■ Your objective
Each entry below is to be printed verbatim.

═════ Source material

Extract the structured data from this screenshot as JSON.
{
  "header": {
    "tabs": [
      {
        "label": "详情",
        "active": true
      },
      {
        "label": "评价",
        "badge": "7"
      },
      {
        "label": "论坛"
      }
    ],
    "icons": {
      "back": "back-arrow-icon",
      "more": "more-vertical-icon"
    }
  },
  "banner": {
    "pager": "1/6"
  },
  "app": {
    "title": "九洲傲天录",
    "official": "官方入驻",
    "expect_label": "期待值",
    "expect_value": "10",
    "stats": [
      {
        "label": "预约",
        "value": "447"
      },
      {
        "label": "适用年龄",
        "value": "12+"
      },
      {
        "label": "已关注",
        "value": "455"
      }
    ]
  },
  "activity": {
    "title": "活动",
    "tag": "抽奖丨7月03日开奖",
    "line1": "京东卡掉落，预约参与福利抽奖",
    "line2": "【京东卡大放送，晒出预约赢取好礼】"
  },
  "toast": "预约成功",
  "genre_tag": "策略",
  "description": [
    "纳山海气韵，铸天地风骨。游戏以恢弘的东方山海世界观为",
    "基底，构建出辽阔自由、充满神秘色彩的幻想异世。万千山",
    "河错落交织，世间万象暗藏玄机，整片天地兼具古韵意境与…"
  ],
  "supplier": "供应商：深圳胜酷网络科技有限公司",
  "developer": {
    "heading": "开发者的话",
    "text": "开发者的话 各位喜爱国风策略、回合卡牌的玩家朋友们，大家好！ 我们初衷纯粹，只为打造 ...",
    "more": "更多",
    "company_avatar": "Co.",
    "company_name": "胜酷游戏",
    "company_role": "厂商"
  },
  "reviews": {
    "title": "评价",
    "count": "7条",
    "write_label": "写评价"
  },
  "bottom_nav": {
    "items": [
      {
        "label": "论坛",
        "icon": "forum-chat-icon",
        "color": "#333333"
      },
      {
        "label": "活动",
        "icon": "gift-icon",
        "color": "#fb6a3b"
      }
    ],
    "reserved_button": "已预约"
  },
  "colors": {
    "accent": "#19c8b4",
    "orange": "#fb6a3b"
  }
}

══════════

■ Full answer
Extract the structured data from this screenshot as JSON.
{
  "header": {
    "tabs": [
      {
        "label": "详情",
        "active": true
      },
      {
        "label": "评价",
        "badge": "7"
      },
      {
        "label": "论坛"
      }
    ],
    "icons": {
      "back": "back-arrow-icon",
      "more": "more-vertical-icon"
    }
  },
  "banner": {
    "pager": "1/6"
  },
  "app": {
    "title": "九洲傲天录",
    "official": "官方入驻",
    "expect_label": "期待值",
    "expect_value": "10",
    "stats": [
      {
        "label": "预约",
        "value": "447"
      },
      {
        "label": "适用年龄",
        "value": "12+"
      },
      {
        "label": "已关注",
        "value": "455"
      }
    ]
  },
  "activity": {
    "title": "活动",
    "tag": "抽奖丨7月03日开奖",
    "line1": "京东卡掉落，预约参与福利抽奖",
    "line2": "【京东卡大放送，晒出预约赢取好礼】"
  },
  "toast": "预约成功",
  "genre_tag": "策略",
  "description": [
    "纳山海气韵，铸天地风骨。游戏以恢弘的东方山海世界观为",
    "基底，构建出辽阔自由、充满神秘色彩的幻想异世。万千山",
    "河错落交织，世间万象暗藏玄机，整片天地兼具古韵意境与…"
  ],
  "supplier": "供应商：深圳胜酷网络科技有限公司",
  "developer": {
    "heading": "开发者的话",
    "text": "开发者的话 各位喜爱国风策略、回合卡牌的玩家朋友们，大家好！ 我们初衷纯粹，只为打造 ...",
    "more": "更多",
    "company_avatar": "Co.",
    "company_name": "胜酷游戏",
    "company_role": "厂商"
  },
  "reviews": {
    "title": "评价",
    "count": "7条",
    "write_label": "写评价"
  },
  "bottom_nav": {
    "items": [
      {
        "label": "论坛",
        "icon": "forum-chat-icon",
        "color": "#333333"
      },
      {
        "label": "活动",
        "icon": "gift-icon",
        "color": "#fb6a3b"
      }
    ],
    "reserved_button": "已预约"
  },
  "colors": {
    "accent": "#19c8b4",
    "orange": "#fb6a3b"
  }
}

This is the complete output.